What to work on: Return all of the data exactly as written, without the pictures.
------------------------------------------------------------------------
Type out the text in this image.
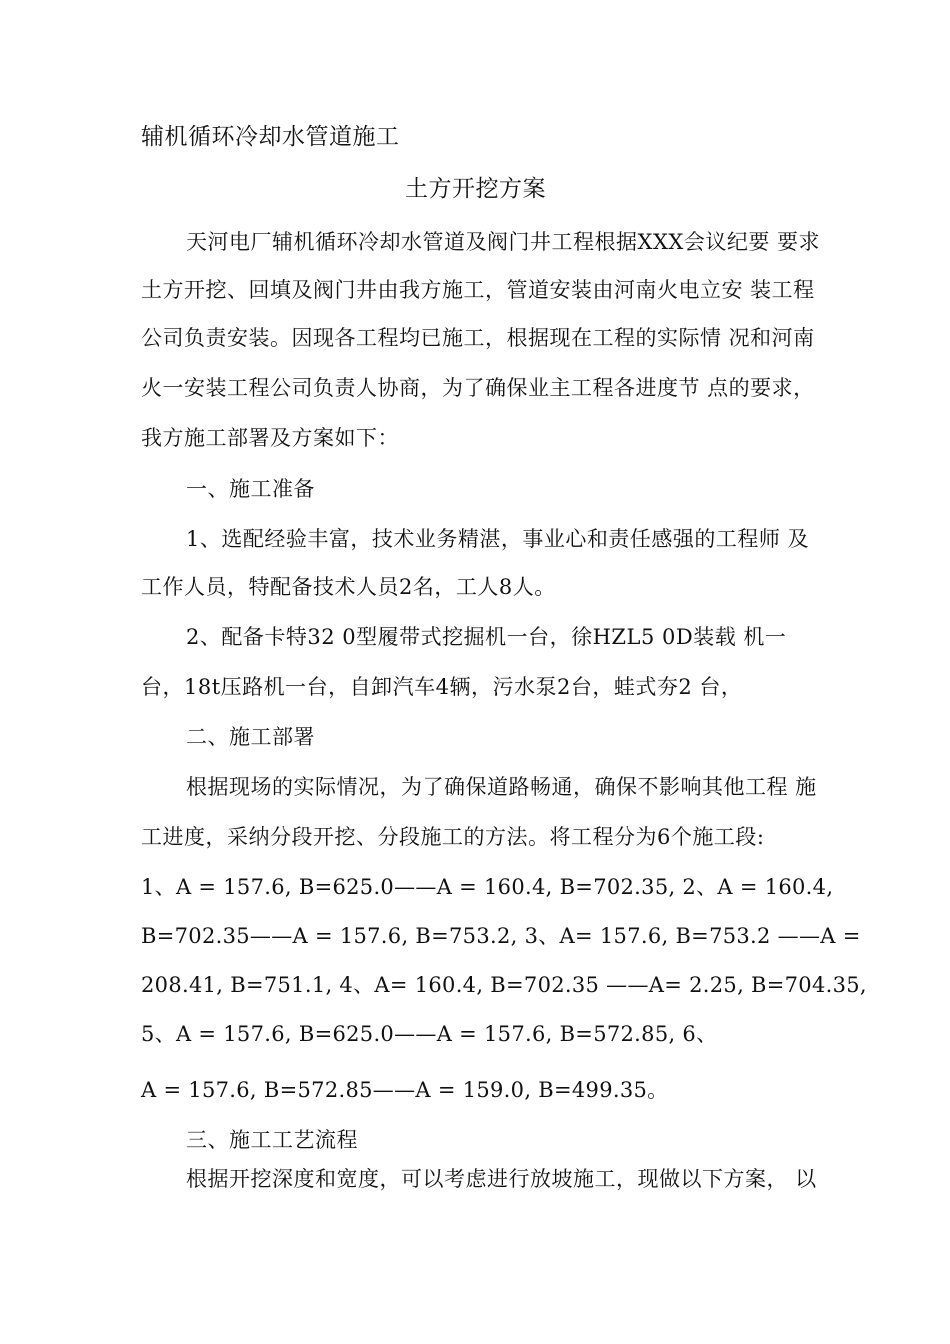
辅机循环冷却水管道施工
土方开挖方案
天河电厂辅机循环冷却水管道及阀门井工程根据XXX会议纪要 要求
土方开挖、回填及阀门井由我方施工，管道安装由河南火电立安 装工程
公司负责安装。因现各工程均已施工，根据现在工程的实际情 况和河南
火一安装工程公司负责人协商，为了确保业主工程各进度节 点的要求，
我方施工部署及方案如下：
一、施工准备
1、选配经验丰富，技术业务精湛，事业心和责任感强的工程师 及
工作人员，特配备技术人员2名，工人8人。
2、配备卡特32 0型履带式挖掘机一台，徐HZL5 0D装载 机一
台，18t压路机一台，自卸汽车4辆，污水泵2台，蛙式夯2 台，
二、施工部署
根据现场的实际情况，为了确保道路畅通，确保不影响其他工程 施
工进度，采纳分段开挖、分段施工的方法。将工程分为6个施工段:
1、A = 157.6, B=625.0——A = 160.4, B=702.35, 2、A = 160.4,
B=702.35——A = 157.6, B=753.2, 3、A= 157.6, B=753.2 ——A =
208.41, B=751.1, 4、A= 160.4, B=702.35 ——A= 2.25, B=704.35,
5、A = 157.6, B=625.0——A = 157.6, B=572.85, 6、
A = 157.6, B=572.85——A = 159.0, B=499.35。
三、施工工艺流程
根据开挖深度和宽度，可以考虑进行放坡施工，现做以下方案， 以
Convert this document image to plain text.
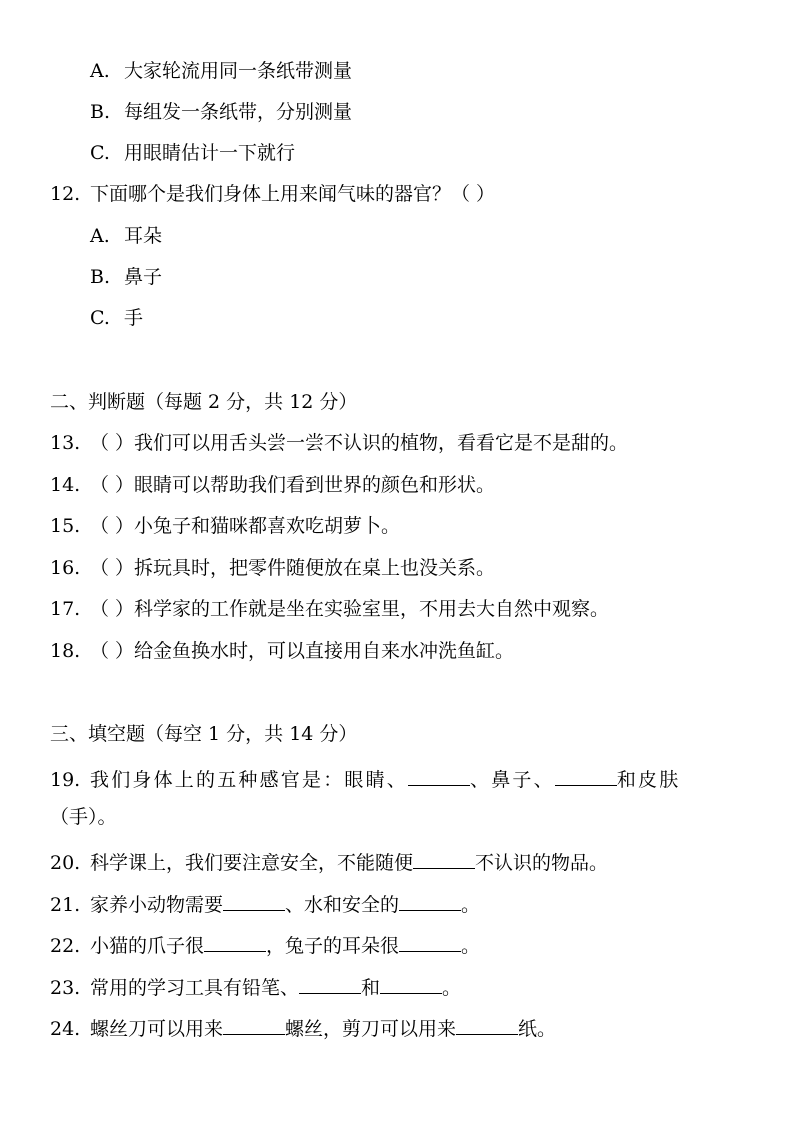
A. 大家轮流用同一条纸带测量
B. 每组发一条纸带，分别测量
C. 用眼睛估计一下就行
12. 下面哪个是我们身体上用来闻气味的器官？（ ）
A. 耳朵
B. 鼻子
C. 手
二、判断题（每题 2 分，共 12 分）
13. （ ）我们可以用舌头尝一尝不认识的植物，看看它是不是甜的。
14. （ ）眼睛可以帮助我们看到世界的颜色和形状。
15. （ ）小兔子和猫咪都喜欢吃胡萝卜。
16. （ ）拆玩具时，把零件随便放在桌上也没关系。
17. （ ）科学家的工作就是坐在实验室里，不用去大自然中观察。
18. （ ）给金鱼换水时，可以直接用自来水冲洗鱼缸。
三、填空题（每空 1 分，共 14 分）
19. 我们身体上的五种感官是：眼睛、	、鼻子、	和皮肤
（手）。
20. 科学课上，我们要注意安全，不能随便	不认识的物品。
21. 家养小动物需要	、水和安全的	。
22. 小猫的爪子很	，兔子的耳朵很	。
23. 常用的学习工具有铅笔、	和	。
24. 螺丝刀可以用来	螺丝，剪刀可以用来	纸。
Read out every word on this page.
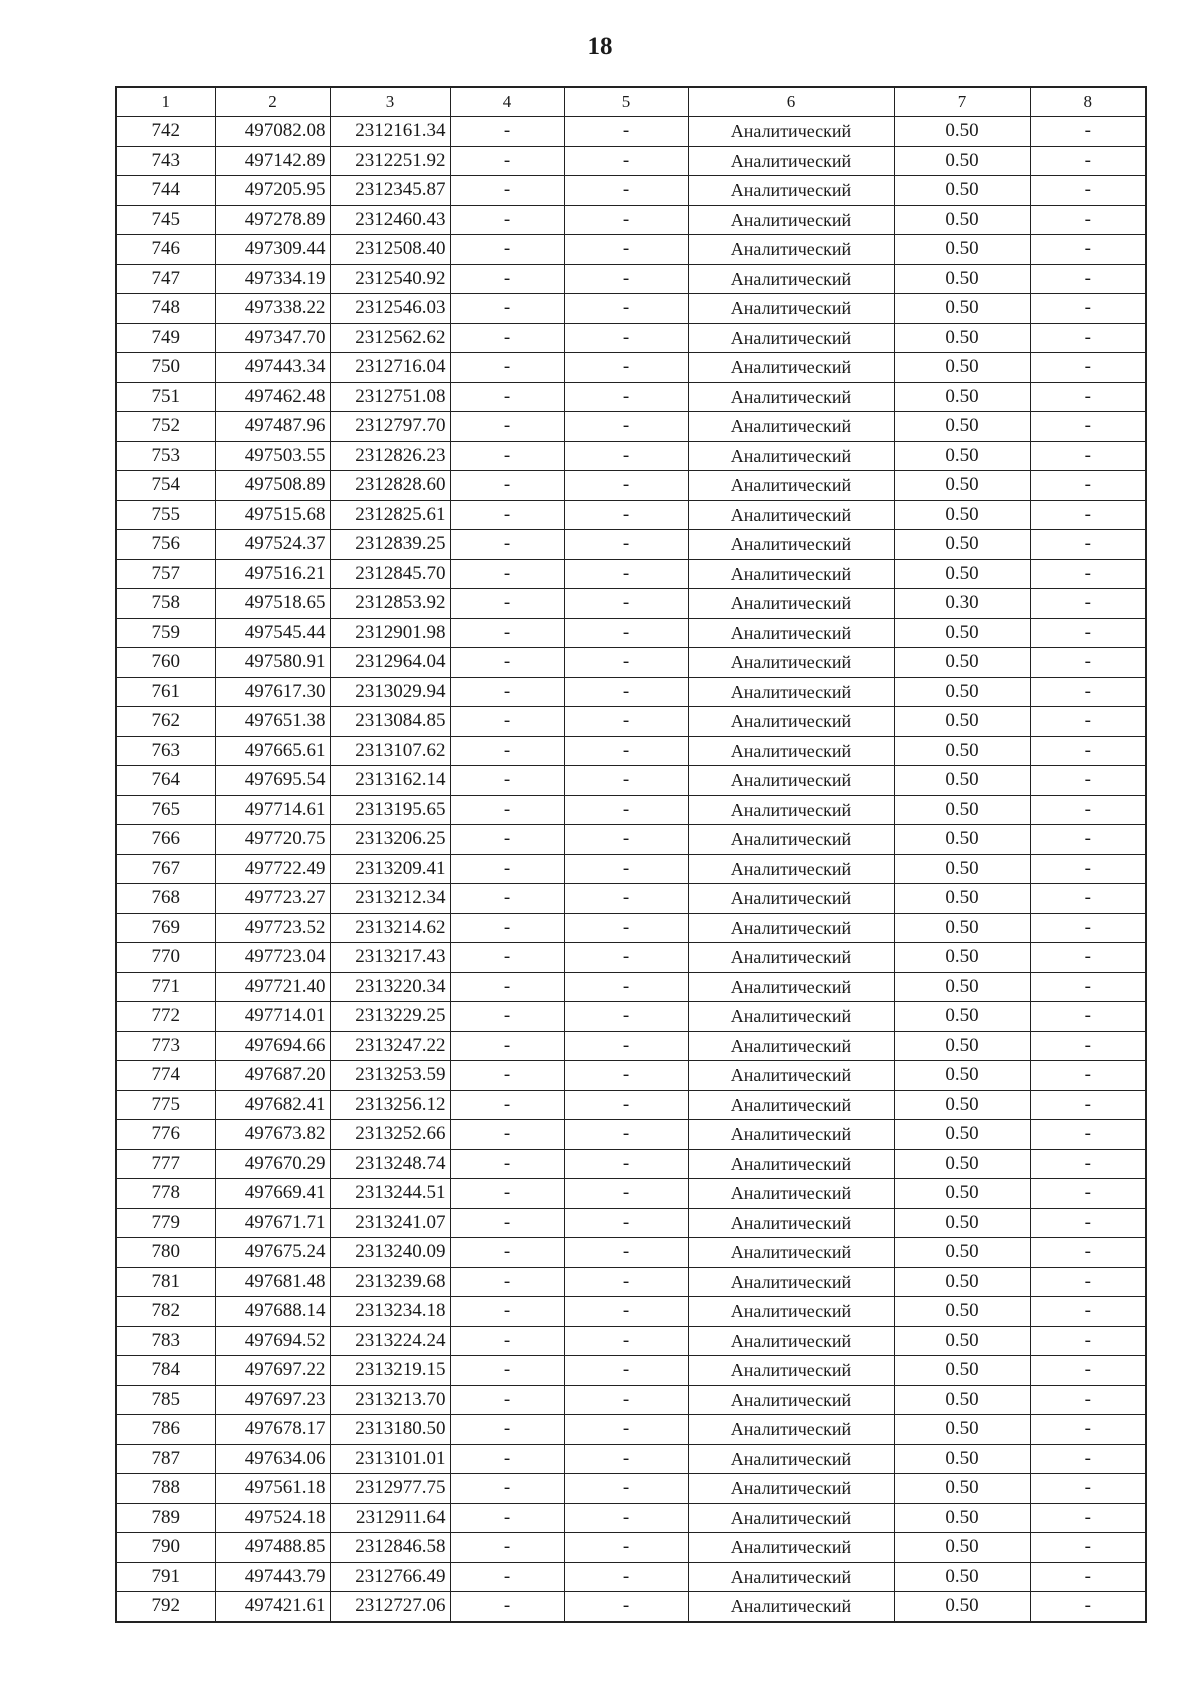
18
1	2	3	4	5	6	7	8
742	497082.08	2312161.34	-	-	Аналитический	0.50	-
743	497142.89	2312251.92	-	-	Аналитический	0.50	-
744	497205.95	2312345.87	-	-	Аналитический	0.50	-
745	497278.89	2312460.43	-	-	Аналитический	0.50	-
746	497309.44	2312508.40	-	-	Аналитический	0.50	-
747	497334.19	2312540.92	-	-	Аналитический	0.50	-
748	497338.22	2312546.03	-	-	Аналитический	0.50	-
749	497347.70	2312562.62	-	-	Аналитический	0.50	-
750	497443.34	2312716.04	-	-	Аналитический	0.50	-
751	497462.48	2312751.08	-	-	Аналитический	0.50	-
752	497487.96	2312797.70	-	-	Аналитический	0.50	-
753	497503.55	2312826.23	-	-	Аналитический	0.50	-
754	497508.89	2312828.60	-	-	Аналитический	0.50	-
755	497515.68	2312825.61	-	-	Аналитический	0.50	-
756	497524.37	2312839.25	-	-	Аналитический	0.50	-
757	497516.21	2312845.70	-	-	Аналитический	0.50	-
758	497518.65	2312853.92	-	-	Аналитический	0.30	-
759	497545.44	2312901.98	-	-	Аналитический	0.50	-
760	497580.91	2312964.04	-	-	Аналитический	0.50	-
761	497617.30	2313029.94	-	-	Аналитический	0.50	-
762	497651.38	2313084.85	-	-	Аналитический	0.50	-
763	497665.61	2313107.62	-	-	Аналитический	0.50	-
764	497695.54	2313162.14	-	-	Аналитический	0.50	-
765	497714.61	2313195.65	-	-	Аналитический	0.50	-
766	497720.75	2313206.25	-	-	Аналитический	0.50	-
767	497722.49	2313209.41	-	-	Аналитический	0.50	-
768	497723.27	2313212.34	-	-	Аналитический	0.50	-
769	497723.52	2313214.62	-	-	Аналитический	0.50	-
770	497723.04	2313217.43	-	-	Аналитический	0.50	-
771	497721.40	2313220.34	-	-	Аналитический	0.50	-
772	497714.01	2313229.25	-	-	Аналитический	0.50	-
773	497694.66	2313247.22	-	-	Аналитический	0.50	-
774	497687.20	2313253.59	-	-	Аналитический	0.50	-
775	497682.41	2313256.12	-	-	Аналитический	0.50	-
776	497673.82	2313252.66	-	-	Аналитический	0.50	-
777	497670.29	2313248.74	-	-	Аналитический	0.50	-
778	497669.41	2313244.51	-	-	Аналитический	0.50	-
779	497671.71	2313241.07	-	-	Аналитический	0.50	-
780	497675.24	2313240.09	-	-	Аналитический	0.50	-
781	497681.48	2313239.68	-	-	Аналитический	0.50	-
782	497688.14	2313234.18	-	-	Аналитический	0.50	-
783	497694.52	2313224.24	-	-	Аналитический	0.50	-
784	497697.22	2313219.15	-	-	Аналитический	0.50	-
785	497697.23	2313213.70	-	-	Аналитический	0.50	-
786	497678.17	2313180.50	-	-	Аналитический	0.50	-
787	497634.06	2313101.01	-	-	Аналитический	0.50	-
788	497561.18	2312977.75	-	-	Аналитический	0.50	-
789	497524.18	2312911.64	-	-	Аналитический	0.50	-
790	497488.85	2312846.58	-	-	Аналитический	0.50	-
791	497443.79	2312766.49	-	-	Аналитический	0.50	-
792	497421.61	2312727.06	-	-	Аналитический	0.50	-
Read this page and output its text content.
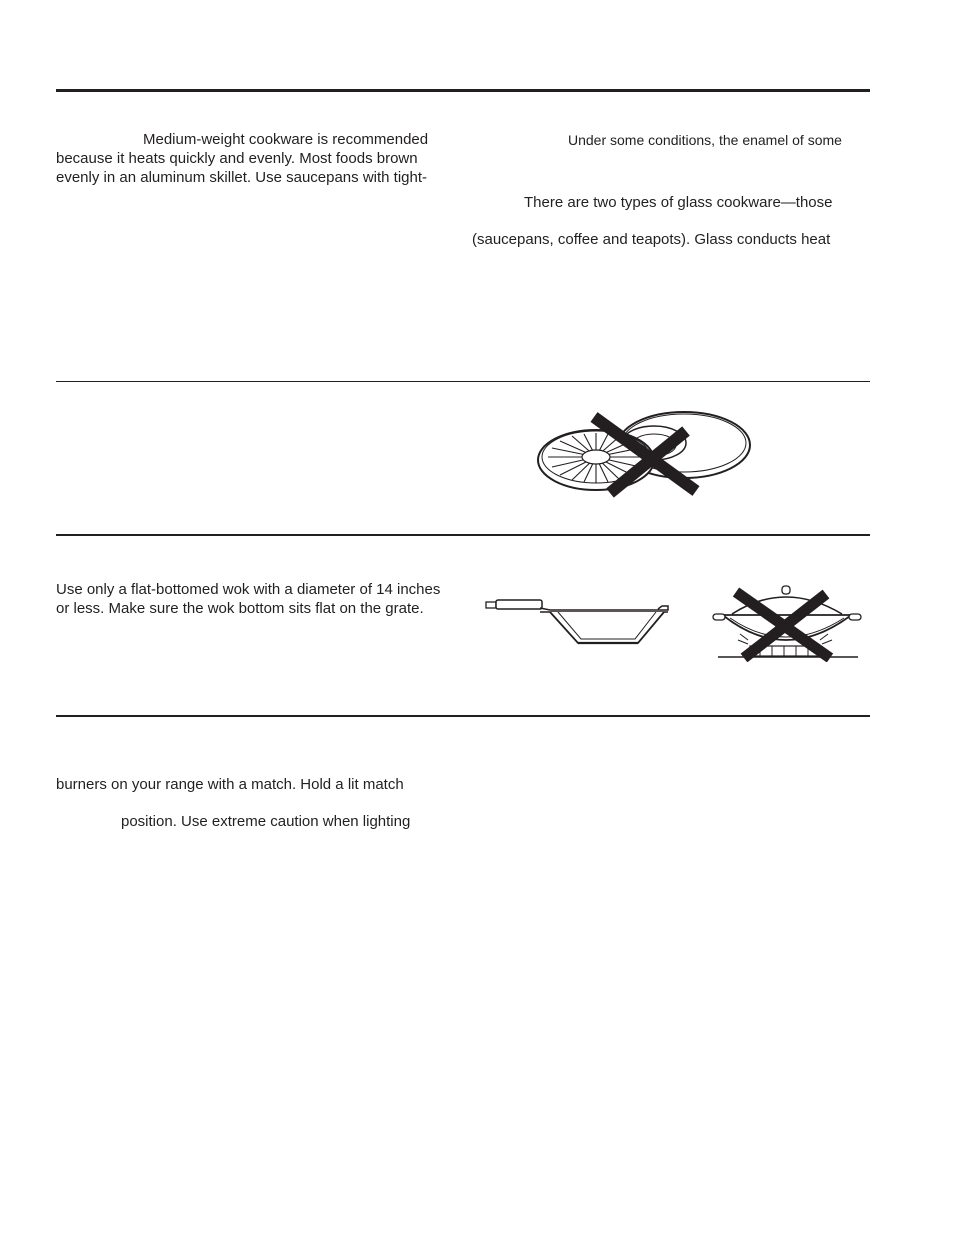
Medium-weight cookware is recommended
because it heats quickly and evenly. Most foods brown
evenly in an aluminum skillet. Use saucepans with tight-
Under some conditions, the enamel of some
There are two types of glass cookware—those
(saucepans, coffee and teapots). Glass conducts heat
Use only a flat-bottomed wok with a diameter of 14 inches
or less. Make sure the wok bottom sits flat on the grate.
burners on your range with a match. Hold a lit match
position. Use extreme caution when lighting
------------------------------------------------------------------------
Full response:
Type out the text in this image.
辅机循环冷却水管道施工
土方开挖方案
天河电厂辅机循环冷却水管道及阀门井工程根据XXX会议纪要 要求
土方开挖、回填及阀门井由我方施工，管道安装由河南火电立安 装工程
公司负责安装。因现各工程均已施工，根据现在工程的实际情 况和河南
火一安装工程公司负责人协商，为了确保业主工程各进度节 点的要求，
我方施工部署及方案如下：
一、施工准备
1、选配经验丰富，技术业务精湛，事业心和责任感强的工程师 及
工作人员，特配备技术人员2名，工人8人。
2、配备卡特32 0型履带式挖掘机一台，徐HZL5 0D装载 机一
台，18t压路机一台，自卸汽车4辆，污水泵2台，蛙式夯2 台，
二、施工部署
根据现场的实际情况，为了确保道路畅通，确保不影响其他工程 施
工进度，采纳分段开挖、分段施工的方法。将工程分为6个施工段:
1、A = 157.6, B=625.0——A = 160.4, B=702.35, 2、A = 160.4,
B=702.35——A = 157.6, B=753.2, 3、A= 157.6, B=753.2 ——A =
208.41, B=751.1, 4、A= 160.4, B=702.35 ——A= 2.25, B=704.35,
5、A = 157.6, B=625.0——A = 157.6, B=572.85, 6、
A = 157.6, B=572.85——A = 159.0, B=499.35。
三、施工工艺流程
根据开挖深度和宽度，可以考虑进行放坡施工，现做以下方案， 以
Convert this document image to plain text.
A. 大家轮流用同一条纸带测量
B. 每组发一条纸带，分别测量
C. 用眼睛估计一下就行
12. 下面哪个是我们身体上用来闻气味的器官？（ ）
A. 耳朵
B. 鼻子
C. 手
二、判断题（每题 2 分，共 12 分）
13. （ ）我们可以用舌头尝一尝不认识的植物，看看它是不是甜的。
14. （ ）眼睛可以帮助我们看到世界的颜色和形状。
15. （ ）小兔子和猫咪都喜欢吃胡萝卜。
16. （ ）拆玩具时，把零件随便放在桌上也没关系。
17. （ ）科学家的工作就是坐在实验室里，不用去大自然中观察。
18. （ ）给金鱼换水时，可以直接用自来水冲洗鱼缸。
三、填空题（每空 1 分，共 14 分）
19. 我们身体上的五种感官是：眼睛、	、鼻子、	和皮肤
（手）。
20. 科学课上，我们要注意安全，不能随便	不认识的物品。
21. 家养小动物需要	、水和安全的	。
22. 小猫的爪子很	，兔子的耳朵很	。
23. 常用的学习工具有铅笔、	和	。
24. 螺丝刀可以用来	螺丝，剪刀可以用来	纸。
Read out every word on this page.
18
1	2	3	4	5	6	7	8
742	497082.08	2312161.34	-	-	Аналитический	0.50	-
743	497142.89	2312251.92	-	-	Аналитический	0.50	-
744	497205.95	2312345.87	-	-	Аналитический	0.50	-
745	497278.89	2312460.43	-	-	Аналитический	0.50	-
746	497309.44	2312508.40	-	-	Аналитический	0.50	-
747	497334.19	2312540.92	-	-	Аналитический	0.50	-
748	497338.22	2312546.03	-	-	Аналитический	0.50	-
749	497347.70	2312562.62	-	-	Аналитический	0.50	-
750	497443.34	2312716.04	-	-	Аналитический	0.50	-
751	497462.48	2312751.08	-	-	Аналитический	0.50	-
752	497487.96	2312797.70	-	-	Аналитический	0.50	-
753	497503.55	2312826.23	-	-	Аналитический	0.50	-
754	497508.89	2312828.60	-	-	Аналитический	0.50	-
755	497515.68	2312825.61	-	-	Аналитический	0.50	-
756	497524.37	2312839.25	-	-	Аналитический	0.50	-
757	497516.21	2312845.70	-	-	Аналитический	0.50	-
758	497518.65	2312853.92	-	-	Аналитический	0.30	-
759	497545.44	2312901.98	-	-	Аналитический	0.50	-
760	497580.91	2312964.04	-	-	Аналитический	0.50	-
761	497617.30	2313029.94	-	-	Аналитический	0.50	-
762	497651.38	2313084.85	-	-	Аналитический	0.50	-
763	497665.61	2313107.62	-	-	Аналитический	0.50	-
764	497695.54	2313162.14	-	-	Аналитический	0.50	-
765	497714.61	2313195.65	-	-	Аналитический	0.50	-
766	497720.75	2313206.25	-	-	Аналитический	0.50	-
767	497722.49	2313209.41	-	-	Аналитический	0.50	-
768	497723.27	2313212.34	-	-	Аналитический	0.50	-
769	497723.52	2313214.62	-	-	Аналитический	0.50	-
770	497723.04	2313217.43	-	-	Аналитический	0.50	-
771	497721.40	2313220.34	-	-	Аналитический	0.50	-
772	497714.01	2313229.25	-	-	Аналитический	0.50	-
773	497694.66	2313247.22	-	-	Аналитический	0.50	-
774	497687.20	2313253.59	-	-	Аналитический	0.50	-
775	497682.41	2313256.12	-	-	Аналитический	0.50	-
776	497673.82	2313252.66	-	-	Аналитический	0.50	-
777	497670.29	2313248.74	-	-	Аналитический	0.50	-
778	497669.41	2313244.51	-	-	Аналитический	0.50	-
779	497671.71	2313241.07	-	-	Аналитический	0.50	-
780	497675.24	2313240.09	-	-	Аналитический	0.50	-
781	497681.48	2313239.68	-	-	Аналитический	0.50	-
782	497688.14	2313234.18	-	-	Аналитический	0.50	-
783	497694.52	2313224.24	-	-	Аналитический	0.50	-
784	497697.22	2313219.15	-	-	Аналитический	0.50	-
785	497697.23	2313213.70	-	-	Аналитический	0.50	-
786	497678.17	2313180.50	-	-	Аналитический	0.50	-
787	497634.06	2313101.01	-	-	Аналитический	0.50	-
788	497561.18	2312977.75	-	-	Аналитический	0.50	-
789	497524.18	2312911.64	-	-	Аналитический	0.50	-
790	497488.85	2312846.58	-	-	Аналитический	0.50	-
791	497443.79	2312766.49	-	-	Аналитический	0.50	-
792	497421.61	2312727.06	-	-	Аналитический	0.50	-
Read this page and output its text content.
Medium-weight cookware is recommended
because it heats quickly and evenly. Most foods brown
evenly in an aluminum skillet. Use saucepans with tight-
Under some conditions, the enamel of some
There are two types of glass cookware—those
(saucepans, coffee and teapots). Glass conducts heat
Use only a flat-bottomed wok with a diameter of 14 inches
or less. Make sure the wok bottom sits flat on the grate.
burners on your range with a match. Hold a lit match
position. Use extreme caution when lighting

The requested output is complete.